INSTRUCTIONS FOR THE TASK:
Reproduce the passage of the article on beef and sperm counts that begins with the words "Shanna H. Swan" and ends after the words "greater risk for fertility problems.".

DOCUMENT SECTION:
+--
Beef related to lower sperm counts
Research shows that men whose mothers ate a lot of beef during pregnancy have lower than normal sperm counts and are also at risk for fertility problems.
Thu, Mar 01, 2007 at 02:24 PM
Big Mac-munching expectant mothers beware: Recent research may prompt you to think twice about that hamburger craving.
Shanna H. Swan and a team of researchers from the University of Rochester Medical Center discovered that men whose mothers ate a lot of beef during pregnancy have lower than normal sperm counts and are also at a significantly greater risk for fertility problems.
From an article in the Los Angeles Times:
"They found that, in general, the more beef a woman ate, the lower her son’s sperm count. For women who ate beef at least seven times a week, the son’s sperm count averaged 24.3 percent below normal. And even though those sons produced a pregnancy, they were three times as likely to have consulted a fertility doctor."
Swan suspects that low sperm counts are related to steroids given to U.S. cattle to make them meatier, or they might result from the animals’ exposure to pesticides and other environmental pollutants. Currently, many U.S. farmers give six growth hormones to cattle; Europe, on the other hand, banned these hormones in 1988, perhaps with good reason. Previous studies on rodents showed that even trace amounts of estrogen hormones in the uterus from food can lower an offspring’s sperm count. But prior to Dr. Swan’s research, published this week in the journal Human Reproduction, no one tested this effect in humans (a shocking fact that begs the question “Uhhh, why not?”).
Sons aren’t the only ones who may be suffering from beef-induced health problems, either.
"If the sperm deficit is related to the hormones in beef, Swan’s findings may be “just the tip of the iceberg,” wrote biologist Frederick vom Saal of the University of Missouri-Columbia in an editorial accompanying the paper.
In daughters of the beef-eaters, those same hormones could alter the incidence of polycystic ovarian syndrome, the age of puberty and the postnatal growth rate, he said."
The jury’s still out on whether beef is a no-no for expecting moms, but other typical pregnancy cravings are OK as far as we know. So go ahead, have another scoop of vanilla ice cream with pickle juice.
+--
Document understanding data
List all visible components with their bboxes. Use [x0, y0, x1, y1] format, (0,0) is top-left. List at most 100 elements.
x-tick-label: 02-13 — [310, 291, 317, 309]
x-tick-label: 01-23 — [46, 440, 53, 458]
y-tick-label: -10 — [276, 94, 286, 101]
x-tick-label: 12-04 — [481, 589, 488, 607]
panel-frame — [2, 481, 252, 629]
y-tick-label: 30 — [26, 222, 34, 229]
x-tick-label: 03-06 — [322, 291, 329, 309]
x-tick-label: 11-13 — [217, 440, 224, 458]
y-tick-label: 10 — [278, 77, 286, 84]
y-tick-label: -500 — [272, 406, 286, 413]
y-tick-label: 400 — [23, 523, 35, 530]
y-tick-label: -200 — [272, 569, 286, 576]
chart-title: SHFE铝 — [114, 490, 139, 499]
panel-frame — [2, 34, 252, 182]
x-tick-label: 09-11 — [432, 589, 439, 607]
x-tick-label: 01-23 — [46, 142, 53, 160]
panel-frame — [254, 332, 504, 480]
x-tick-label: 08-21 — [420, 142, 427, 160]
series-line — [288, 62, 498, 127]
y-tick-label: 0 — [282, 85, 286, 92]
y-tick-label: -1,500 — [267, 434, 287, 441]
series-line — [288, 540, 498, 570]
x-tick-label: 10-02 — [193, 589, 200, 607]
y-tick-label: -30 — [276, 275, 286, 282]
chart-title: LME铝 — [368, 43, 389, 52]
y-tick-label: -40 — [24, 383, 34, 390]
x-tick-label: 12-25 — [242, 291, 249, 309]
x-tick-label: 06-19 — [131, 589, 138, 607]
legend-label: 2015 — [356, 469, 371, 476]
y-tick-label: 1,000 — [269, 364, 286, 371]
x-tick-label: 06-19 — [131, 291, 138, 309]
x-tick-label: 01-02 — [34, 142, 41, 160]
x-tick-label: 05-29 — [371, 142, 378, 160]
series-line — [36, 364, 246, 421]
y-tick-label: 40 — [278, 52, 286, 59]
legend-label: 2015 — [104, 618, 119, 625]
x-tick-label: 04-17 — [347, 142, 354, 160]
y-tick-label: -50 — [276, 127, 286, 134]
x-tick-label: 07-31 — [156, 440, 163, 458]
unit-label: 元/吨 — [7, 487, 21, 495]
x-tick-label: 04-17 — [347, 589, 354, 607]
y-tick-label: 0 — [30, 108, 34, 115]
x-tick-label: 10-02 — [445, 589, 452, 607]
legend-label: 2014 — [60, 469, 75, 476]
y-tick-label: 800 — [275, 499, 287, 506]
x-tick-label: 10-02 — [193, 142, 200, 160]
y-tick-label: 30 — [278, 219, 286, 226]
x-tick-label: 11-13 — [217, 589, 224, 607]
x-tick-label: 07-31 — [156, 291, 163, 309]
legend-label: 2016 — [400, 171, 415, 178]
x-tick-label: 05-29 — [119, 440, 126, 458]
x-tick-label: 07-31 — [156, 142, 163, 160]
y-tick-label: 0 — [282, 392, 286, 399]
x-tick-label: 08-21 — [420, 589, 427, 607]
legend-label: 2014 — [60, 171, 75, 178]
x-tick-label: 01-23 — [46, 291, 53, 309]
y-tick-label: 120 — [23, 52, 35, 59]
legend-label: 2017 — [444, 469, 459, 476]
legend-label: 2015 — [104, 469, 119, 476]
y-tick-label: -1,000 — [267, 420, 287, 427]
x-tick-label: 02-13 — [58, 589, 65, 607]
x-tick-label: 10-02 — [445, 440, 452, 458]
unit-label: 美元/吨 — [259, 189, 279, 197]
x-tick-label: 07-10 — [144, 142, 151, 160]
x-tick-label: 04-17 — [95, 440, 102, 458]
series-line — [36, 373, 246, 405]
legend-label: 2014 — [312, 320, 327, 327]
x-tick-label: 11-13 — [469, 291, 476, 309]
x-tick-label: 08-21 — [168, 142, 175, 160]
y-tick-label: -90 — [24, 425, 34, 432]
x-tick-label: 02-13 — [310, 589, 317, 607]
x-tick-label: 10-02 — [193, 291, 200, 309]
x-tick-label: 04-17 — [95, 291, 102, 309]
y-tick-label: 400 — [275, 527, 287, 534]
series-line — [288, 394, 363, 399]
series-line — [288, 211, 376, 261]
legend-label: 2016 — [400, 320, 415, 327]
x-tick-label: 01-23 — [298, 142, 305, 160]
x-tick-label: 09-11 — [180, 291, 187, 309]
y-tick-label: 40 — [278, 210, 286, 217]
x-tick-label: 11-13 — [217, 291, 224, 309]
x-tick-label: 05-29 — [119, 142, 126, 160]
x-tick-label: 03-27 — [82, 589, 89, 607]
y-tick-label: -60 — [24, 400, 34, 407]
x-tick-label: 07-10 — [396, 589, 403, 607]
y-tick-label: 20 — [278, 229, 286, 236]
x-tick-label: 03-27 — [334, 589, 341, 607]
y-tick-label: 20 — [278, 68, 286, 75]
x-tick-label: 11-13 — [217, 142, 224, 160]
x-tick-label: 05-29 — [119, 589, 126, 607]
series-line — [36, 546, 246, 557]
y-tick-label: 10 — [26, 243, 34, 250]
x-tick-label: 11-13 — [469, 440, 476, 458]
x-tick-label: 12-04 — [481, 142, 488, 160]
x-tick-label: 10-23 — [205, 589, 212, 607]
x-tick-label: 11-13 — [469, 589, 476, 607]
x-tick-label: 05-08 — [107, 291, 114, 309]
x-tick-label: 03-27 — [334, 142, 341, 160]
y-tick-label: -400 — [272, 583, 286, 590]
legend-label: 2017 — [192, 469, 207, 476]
+--
ANSWER TO THIS EXERCISE:
Shanna H. Swan and a team of researchers from the University of Rochester Medical Center discovered that men whose mothers ate a lot of beef during pregnancy have lower than normal sperm counts and are also at a significantly greater risk for fertility problems.